What to work on → Of the lines in this listing, how many contain the word "document"? Give the number and nothing else.

Supplied data →

>> BEGIN

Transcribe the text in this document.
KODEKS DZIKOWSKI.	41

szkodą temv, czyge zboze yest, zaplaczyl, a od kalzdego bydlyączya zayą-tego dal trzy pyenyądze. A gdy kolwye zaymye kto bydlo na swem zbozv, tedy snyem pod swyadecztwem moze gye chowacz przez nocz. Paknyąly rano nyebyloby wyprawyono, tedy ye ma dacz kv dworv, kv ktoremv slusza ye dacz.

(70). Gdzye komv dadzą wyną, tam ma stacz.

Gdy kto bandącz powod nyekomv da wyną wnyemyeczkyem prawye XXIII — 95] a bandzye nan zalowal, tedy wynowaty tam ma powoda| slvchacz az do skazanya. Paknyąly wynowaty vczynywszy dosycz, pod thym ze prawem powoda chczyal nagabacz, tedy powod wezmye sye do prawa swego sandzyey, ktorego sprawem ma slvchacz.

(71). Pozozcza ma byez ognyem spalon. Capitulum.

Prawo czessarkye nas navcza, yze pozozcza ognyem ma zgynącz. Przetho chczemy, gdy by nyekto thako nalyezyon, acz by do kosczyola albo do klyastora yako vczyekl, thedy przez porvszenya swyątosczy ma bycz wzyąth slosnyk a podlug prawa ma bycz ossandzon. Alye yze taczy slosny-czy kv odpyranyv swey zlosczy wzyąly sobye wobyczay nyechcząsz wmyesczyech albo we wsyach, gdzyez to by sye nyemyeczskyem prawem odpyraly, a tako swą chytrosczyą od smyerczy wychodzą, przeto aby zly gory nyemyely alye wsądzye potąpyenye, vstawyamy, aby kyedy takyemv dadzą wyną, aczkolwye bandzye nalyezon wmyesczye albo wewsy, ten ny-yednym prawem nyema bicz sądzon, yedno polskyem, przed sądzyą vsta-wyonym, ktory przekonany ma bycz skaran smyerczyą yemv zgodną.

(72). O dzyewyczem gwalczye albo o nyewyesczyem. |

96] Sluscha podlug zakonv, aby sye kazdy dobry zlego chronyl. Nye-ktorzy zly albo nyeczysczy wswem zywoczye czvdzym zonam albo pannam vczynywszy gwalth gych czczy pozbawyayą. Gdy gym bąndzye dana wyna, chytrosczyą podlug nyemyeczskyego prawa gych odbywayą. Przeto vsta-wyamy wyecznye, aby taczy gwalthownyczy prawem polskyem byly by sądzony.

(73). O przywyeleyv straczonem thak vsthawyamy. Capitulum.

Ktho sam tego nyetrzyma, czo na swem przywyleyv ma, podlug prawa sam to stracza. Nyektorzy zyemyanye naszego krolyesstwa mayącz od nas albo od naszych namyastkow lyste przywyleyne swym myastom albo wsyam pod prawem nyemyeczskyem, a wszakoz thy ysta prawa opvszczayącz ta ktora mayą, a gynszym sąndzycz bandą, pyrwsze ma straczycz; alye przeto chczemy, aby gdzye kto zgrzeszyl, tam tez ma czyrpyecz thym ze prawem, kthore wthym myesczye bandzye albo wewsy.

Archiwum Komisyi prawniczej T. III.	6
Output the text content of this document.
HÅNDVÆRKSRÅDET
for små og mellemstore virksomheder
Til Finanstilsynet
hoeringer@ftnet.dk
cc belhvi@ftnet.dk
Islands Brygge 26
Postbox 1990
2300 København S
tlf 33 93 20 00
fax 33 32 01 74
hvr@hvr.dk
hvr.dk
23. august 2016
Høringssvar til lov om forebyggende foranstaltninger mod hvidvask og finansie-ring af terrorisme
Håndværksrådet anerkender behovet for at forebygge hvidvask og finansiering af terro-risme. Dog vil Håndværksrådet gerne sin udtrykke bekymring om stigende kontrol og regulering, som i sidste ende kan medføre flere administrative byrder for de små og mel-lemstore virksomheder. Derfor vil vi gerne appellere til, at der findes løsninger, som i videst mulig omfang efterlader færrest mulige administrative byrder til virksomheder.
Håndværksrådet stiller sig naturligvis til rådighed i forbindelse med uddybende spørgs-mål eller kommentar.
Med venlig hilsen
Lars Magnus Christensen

>> END

Problem solution → 2